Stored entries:
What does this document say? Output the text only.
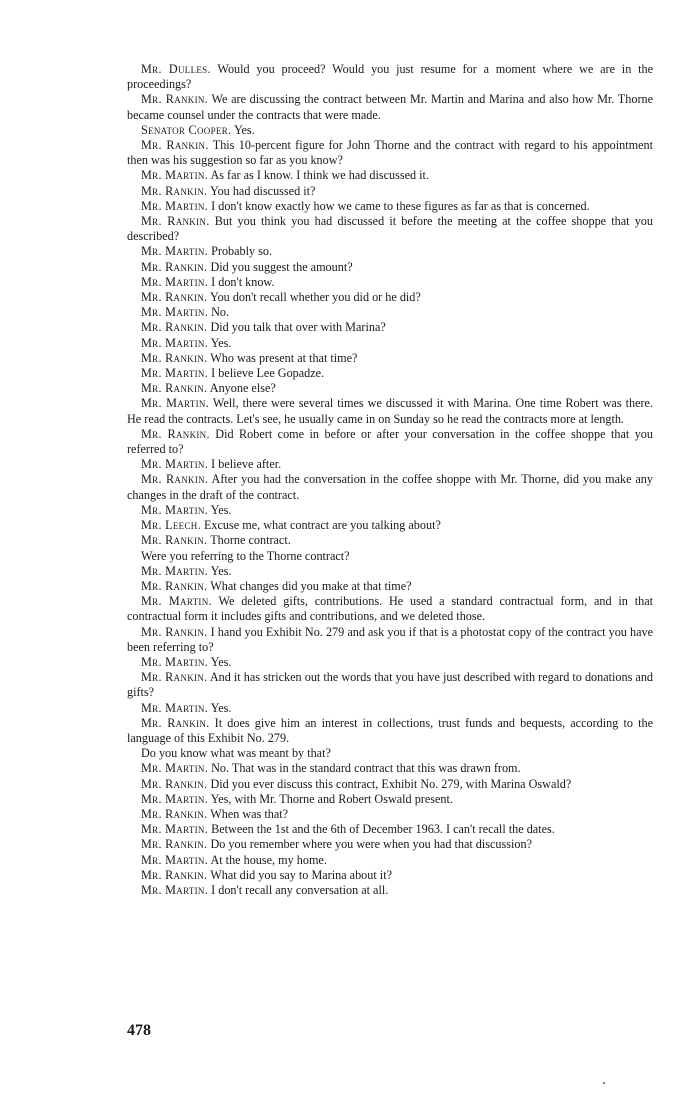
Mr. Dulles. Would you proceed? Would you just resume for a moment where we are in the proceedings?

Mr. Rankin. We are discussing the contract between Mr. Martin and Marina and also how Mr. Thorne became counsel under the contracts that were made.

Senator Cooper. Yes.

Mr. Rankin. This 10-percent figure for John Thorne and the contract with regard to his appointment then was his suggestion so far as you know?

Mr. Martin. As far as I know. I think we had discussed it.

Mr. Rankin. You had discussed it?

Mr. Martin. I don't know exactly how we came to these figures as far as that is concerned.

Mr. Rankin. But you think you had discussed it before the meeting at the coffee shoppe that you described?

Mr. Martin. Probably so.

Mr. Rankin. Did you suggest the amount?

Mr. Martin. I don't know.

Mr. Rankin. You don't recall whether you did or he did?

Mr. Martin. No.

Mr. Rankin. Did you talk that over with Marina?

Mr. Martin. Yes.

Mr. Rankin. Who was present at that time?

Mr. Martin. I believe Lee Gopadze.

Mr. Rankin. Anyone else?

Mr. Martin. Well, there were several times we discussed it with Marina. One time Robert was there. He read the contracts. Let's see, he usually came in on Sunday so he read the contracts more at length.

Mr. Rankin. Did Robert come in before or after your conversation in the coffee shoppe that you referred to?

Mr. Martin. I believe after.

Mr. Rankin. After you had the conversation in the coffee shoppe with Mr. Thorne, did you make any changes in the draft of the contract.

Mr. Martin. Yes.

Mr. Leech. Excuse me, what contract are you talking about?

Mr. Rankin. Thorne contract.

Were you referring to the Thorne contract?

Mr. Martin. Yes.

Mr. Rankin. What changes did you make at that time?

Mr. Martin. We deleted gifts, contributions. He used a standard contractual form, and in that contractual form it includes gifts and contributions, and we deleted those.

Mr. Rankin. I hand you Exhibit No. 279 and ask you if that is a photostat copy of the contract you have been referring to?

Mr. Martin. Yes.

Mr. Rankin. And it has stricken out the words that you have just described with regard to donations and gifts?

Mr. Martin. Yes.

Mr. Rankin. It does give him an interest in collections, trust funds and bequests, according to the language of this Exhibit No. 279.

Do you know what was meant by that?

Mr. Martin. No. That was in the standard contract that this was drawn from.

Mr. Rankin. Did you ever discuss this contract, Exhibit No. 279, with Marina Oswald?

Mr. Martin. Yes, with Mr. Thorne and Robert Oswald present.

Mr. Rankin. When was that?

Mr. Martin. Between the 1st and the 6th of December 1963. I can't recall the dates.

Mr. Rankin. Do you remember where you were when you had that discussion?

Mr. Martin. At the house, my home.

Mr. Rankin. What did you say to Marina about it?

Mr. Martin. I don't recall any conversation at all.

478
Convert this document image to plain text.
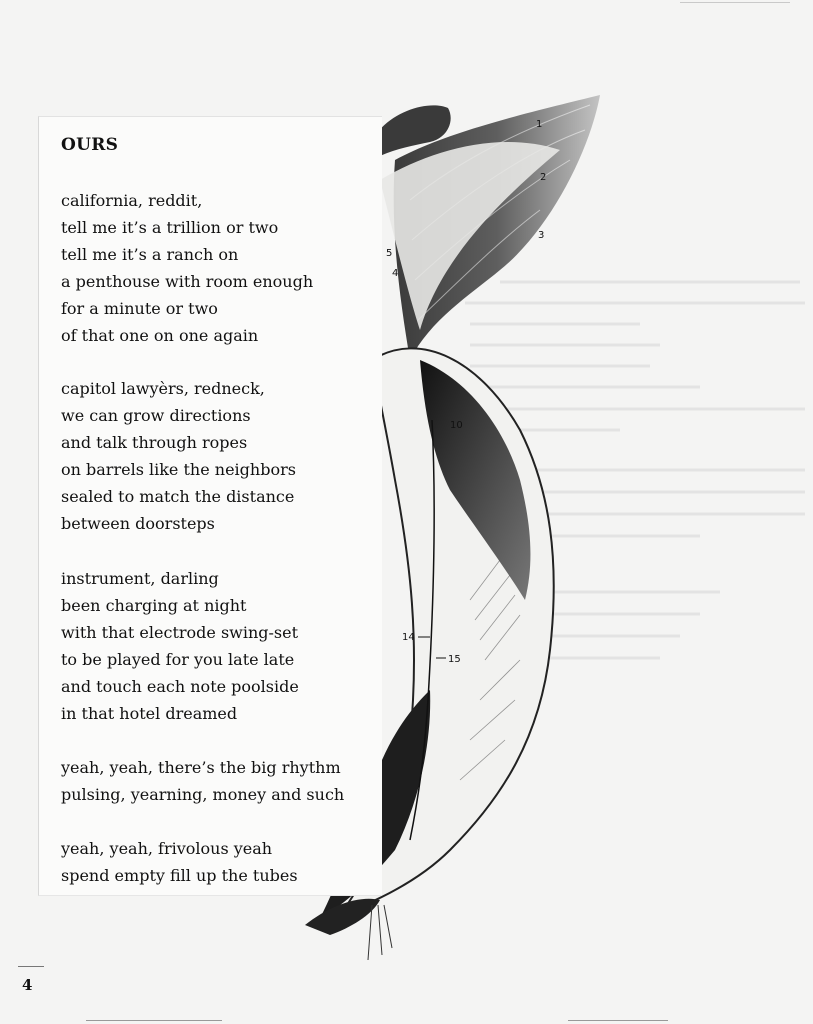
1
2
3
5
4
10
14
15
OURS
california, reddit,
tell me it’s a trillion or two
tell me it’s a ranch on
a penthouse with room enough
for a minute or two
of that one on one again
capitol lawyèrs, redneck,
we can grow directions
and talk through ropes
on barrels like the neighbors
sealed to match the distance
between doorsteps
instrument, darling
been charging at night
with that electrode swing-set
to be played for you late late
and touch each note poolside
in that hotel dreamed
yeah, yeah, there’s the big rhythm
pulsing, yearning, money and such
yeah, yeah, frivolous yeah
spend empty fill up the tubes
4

Task prompt: Your task is to gather every line with the word "document" and copy it.

Complete answer:
What does this document say? Output the text only.
Convert this document image to plain text.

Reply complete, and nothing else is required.